** start **

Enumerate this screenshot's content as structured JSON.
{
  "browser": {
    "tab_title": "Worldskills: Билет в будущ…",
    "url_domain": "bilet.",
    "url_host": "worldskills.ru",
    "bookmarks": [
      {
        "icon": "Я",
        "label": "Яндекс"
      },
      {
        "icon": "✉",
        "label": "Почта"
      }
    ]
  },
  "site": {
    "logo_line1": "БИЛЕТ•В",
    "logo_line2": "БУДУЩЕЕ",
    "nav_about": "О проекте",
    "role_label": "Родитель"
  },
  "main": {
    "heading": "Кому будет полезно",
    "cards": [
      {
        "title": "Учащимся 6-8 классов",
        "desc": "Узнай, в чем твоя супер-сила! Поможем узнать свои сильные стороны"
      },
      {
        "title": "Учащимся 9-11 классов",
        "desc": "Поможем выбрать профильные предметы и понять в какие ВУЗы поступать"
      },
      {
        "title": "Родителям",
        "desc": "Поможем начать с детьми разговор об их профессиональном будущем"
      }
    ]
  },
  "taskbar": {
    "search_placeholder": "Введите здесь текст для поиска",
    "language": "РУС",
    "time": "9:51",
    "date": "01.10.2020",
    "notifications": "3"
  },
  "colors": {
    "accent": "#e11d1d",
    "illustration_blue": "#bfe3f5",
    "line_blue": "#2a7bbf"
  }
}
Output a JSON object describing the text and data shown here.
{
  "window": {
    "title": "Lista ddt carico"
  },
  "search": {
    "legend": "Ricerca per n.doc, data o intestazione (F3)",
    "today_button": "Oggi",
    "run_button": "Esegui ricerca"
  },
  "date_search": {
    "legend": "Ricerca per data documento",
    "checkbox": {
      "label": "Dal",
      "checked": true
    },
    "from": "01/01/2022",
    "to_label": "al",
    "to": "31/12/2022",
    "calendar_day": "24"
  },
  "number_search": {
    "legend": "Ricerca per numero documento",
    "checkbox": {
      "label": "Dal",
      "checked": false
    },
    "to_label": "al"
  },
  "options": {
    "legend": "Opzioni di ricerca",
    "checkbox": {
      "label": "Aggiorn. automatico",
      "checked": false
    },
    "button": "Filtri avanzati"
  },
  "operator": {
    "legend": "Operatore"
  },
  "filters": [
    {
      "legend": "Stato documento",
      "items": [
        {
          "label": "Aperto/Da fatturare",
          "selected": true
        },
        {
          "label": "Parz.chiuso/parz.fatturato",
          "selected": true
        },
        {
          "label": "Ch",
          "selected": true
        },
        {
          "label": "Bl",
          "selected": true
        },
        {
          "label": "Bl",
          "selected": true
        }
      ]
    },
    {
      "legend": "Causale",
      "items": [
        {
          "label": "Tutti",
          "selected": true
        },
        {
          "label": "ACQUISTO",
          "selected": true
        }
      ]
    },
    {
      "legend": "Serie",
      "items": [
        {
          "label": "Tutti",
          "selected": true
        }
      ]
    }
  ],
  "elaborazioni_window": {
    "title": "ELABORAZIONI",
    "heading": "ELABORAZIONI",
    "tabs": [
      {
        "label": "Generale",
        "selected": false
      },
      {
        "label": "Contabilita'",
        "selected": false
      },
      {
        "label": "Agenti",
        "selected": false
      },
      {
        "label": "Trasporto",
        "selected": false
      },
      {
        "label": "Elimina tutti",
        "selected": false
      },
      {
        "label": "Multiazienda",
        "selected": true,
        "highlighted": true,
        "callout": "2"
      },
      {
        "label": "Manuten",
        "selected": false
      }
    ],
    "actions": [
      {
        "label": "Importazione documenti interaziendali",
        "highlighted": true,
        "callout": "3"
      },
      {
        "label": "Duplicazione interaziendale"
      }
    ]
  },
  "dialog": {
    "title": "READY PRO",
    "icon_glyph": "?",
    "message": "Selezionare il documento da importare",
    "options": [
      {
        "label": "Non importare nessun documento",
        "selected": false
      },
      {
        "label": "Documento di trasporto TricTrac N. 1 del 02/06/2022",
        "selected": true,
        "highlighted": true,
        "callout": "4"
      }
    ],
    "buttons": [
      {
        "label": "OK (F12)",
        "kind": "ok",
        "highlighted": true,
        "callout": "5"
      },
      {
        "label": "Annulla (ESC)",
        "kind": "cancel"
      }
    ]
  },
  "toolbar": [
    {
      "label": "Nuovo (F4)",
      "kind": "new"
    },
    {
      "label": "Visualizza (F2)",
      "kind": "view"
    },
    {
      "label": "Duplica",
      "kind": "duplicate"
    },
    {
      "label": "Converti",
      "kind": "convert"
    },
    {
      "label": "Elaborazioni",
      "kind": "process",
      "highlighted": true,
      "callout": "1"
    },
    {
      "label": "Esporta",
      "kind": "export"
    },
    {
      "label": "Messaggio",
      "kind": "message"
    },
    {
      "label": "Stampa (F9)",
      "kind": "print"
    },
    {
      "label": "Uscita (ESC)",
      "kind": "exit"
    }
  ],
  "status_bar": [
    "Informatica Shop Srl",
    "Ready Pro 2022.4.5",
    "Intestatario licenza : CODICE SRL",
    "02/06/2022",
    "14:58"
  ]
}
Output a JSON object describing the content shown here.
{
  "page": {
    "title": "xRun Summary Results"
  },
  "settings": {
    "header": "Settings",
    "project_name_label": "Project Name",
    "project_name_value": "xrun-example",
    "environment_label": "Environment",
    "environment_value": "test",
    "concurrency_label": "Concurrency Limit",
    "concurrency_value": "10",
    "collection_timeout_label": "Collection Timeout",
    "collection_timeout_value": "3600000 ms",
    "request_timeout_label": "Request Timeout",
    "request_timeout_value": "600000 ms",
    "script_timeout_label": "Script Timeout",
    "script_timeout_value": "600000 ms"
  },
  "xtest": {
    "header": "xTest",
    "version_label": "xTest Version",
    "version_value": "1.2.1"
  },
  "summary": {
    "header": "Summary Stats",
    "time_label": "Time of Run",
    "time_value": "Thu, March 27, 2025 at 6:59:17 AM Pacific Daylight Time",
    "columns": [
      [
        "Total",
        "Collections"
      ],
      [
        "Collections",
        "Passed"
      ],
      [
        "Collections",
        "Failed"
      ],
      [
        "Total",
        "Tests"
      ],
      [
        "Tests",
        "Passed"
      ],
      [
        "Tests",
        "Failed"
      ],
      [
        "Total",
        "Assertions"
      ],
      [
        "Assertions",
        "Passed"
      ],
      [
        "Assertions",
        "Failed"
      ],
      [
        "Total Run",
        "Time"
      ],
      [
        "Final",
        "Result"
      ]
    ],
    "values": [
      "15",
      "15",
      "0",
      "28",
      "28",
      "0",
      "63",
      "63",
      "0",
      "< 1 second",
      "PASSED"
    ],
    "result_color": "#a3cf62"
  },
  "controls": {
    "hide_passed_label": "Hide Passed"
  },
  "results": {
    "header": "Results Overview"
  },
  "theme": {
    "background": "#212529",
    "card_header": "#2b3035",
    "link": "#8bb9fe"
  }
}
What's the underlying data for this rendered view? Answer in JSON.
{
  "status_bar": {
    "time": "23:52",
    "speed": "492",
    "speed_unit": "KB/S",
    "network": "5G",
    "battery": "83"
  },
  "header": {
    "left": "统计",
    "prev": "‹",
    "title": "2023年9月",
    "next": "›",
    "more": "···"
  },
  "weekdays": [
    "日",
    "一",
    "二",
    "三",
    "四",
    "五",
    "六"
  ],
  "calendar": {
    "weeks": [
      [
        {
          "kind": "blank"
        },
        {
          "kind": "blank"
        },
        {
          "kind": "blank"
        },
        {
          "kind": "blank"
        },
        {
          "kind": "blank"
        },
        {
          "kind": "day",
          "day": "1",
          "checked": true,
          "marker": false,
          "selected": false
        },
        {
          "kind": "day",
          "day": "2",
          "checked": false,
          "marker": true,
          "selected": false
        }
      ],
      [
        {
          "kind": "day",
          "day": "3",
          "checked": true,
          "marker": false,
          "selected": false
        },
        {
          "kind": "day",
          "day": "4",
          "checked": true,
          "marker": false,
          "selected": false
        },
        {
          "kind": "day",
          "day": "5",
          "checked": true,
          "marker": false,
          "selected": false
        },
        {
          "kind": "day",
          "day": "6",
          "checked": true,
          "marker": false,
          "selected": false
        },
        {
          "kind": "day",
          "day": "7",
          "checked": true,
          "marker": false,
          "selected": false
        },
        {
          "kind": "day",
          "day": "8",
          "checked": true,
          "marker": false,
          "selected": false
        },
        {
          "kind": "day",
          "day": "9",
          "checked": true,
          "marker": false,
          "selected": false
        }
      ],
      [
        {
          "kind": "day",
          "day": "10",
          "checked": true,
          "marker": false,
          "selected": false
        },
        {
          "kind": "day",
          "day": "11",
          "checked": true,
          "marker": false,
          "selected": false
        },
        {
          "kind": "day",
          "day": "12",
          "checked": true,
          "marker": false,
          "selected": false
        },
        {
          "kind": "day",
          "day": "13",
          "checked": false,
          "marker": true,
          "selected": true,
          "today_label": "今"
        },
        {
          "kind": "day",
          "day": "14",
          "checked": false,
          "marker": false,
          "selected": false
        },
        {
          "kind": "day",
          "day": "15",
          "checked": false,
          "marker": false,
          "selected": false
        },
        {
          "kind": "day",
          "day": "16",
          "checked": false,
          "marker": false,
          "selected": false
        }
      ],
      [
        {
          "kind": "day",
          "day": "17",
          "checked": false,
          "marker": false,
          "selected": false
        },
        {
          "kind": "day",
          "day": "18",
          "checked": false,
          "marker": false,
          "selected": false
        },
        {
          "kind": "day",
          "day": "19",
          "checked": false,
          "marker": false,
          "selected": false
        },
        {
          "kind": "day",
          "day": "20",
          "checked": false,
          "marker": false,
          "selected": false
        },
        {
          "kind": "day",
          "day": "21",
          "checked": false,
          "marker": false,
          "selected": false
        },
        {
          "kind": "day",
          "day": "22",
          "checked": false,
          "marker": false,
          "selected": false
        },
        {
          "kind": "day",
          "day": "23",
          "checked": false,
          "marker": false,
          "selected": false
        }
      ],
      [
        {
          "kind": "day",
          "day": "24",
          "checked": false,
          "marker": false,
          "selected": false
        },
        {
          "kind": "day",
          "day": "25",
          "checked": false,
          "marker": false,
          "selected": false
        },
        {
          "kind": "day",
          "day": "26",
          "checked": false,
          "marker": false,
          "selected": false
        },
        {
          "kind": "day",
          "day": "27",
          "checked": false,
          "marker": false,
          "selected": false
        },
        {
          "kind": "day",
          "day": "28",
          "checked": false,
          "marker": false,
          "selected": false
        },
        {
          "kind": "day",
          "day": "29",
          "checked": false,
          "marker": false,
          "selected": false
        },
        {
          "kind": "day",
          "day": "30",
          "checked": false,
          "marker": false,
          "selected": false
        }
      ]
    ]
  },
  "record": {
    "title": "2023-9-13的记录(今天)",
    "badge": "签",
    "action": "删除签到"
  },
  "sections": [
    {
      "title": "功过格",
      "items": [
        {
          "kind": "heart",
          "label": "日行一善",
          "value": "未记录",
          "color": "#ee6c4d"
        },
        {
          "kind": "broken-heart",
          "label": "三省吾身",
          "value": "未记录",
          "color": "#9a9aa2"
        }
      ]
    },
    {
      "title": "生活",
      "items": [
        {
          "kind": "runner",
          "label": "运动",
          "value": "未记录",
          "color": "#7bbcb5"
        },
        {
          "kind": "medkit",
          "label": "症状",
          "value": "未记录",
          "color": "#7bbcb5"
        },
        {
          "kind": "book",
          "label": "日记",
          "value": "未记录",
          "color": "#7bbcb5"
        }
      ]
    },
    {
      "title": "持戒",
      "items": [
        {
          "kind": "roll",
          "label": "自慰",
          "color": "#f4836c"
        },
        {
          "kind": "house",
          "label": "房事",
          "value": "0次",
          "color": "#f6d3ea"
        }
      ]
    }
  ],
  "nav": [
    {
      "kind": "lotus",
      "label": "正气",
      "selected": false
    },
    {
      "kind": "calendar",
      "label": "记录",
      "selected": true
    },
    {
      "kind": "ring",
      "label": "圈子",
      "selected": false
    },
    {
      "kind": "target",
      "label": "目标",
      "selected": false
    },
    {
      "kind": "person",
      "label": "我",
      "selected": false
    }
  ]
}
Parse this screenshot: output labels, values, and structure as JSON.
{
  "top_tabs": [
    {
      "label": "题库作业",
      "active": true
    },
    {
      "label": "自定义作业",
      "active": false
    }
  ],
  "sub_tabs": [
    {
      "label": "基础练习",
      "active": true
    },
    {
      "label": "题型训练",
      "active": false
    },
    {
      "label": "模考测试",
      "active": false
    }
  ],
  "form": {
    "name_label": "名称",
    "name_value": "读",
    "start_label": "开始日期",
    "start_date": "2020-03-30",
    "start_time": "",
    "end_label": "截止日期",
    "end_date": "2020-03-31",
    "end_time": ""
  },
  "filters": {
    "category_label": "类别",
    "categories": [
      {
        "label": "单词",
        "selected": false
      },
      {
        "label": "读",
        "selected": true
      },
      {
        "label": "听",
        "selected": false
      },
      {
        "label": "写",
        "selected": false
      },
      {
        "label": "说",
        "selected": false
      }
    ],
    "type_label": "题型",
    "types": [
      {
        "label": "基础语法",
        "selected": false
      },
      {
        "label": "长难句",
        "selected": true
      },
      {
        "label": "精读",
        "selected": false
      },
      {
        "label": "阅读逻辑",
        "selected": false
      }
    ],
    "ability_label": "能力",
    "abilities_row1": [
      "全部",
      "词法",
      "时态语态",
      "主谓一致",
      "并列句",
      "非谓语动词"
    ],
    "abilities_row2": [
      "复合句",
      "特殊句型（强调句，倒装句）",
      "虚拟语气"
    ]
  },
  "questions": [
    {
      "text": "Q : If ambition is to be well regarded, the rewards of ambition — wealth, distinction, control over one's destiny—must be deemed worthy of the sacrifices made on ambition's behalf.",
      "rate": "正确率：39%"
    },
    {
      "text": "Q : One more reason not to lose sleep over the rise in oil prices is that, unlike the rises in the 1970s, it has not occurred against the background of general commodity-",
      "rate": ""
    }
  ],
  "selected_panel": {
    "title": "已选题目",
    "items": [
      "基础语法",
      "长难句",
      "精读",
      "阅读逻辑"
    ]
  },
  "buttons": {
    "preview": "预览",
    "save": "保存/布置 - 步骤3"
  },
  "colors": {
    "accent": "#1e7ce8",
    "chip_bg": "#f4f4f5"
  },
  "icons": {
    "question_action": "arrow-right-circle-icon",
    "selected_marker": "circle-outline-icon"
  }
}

** end **

**TO DO:**
Only the count is needed: the number of lines in the data that include the word "shown".

**RESPONSE FOR THIS EXERCISE:**
2